The task
Check each line of the listing, and copy it if it contains the word "grid".

Data extract
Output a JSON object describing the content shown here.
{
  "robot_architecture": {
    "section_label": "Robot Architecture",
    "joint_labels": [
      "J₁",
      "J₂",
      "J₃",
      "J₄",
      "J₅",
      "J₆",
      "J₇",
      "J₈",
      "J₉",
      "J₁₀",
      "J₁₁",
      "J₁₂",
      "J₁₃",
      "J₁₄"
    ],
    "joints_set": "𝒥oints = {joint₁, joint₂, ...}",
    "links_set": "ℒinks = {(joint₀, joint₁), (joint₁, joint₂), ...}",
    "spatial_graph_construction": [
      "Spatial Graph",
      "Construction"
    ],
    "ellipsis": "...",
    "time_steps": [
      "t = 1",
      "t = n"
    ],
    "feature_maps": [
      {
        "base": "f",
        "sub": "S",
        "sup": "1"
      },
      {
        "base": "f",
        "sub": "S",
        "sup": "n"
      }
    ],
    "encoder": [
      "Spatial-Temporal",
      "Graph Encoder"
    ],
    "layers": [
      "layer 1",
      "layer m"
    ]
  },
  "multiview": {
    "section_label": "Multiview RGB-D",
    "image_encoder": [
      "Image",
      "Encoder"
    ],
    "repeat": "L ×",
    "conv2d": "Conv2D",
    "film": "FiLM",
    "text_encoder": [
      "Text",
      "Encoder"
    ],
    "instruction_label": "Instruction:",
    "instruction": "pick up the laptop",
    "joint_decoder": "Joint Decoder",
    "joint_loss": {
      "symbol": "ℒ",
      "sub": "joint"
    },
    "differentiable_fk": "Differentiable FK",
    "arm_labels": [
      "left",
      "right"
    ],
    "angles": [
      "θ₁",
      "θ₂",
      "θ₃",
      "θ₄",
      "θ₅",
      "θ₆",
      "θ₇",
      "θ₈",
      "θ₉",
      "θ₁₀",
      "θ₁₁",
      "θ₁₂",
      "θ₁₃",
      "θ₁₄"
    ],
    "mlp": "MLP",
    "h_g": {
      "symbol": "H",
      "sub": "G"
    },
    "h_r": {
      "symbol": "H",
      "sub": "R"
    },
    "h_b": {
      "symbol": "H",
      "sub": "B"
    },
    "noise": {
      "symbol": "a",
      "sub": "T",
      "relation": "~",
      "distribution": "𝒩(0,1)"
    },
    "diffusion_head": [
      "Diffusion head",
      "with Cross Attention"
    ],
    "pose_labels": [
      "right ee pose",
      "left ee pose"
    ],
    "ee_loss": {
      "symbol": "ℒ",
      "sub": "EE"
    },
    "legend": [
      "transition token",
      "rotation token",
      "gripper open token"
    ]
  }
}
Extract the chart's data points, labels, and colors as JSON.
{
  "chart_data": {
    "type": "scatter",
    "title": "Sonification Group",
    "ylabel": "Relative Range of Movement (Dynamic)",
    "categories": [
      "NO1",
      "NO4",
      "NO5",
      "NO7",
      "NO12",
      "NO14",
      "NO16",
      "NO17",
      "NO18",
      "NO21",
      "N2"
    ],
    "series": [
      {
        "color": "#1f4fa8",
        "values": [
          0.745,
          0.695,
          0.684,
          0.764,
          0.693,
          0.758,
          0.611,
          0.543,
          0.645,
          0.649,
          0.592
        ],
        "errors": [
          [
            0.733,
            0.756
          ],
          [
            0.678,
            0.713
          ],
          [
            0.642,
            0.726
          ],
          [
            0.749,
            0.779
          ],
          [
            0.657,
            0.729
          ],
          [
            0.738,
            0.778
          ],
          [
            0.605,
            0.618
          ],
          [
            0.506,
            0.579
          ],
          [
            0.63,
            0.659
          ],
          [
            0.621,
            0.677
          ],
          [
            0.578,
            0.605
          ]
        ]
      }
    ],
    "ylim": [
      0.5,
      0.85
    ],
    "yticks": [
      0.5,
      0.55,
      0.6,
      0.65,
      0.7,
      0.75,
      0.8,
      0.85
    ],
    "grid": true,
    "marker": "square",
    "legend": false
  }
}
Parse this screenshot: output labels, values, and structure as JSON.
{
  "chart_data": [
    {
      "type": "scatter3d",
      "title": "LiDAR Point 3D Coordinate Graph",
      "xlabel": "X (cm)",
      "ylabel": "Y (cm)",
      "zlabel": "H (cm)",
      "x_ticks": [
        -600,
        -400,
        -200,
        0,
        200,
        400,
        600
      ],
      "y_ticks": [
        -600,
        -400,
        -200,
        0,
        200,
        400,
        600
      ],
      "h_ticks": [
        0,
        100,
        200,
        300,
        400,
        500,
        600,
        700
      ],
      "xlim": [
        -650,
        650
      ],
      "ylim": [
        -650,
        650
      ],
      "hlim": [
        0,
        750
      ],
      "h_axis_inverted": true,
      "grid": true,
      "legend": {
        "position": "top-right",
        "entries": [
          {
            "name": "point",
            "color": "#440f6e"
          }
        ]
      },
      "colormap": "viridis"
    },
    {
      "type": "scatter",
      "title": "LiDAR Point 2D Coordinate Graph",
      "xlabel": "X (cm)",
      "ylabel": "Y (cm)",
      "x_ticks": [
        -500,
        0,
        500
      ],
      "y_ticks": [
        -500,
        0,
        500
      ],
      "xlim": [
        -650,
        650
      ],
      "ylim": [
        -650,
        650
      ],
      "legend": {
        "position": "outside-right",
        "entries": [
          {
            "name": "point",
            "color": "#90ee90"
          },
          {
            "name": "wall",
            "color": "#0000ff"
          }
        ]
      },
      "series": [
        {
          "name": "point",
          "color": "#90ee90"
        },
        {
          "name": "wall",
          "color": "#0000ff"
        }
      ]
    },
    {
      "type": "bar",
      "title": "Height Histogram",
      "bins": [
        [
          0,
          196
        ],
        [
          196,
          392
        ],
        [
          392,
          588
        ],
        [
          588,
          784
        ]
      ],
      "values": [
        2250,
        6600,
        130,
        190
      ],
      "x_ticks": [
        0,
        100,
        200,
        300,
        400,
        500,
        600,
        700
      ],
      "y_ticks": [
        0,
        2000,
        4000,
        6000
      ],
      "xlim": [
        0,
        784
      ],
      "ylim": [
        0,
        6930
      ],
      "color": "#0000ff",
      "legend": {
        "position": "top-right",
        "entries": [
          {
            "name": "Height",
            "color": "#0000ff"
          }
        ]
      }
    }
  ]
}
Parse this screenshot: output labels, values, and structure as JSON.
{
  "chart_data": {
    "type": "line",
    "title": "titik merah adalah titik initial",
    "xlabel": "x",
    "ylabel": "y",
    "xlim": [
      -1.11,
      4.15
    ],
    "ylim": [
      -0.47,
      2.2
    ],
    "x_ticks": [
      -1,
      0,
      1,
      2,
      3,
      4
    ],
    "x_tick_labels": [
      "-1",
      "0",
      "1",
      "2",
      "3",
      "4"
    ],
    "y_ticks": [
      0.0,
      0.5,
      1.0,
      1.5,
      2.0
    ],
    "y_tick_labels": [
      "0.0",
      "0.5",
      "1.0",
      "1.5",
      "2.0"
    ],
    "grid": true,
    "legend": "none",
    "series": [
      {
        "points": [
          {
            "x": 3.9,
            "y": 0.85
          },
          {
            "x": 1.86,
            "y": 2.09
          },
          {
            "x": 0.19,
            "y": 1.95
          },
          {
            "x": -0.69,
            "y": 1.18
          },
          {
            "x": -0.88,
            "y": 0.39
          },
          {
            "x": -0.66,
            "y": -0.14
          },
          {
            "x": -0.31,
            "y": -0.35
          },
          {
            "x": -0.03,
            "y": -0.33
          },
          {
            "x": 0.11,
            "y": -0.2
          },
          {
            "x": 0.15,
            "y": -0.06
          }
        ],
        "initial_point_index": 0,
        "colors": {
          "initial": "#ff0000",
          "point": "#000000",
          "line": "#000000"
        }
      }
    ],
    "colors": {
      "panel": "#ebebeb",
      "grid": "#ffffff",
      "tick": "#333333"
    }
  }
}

Answer to the problem
    "grid": true,
      "grid": true,
    "grid": true,
      "grid": "#ffffff",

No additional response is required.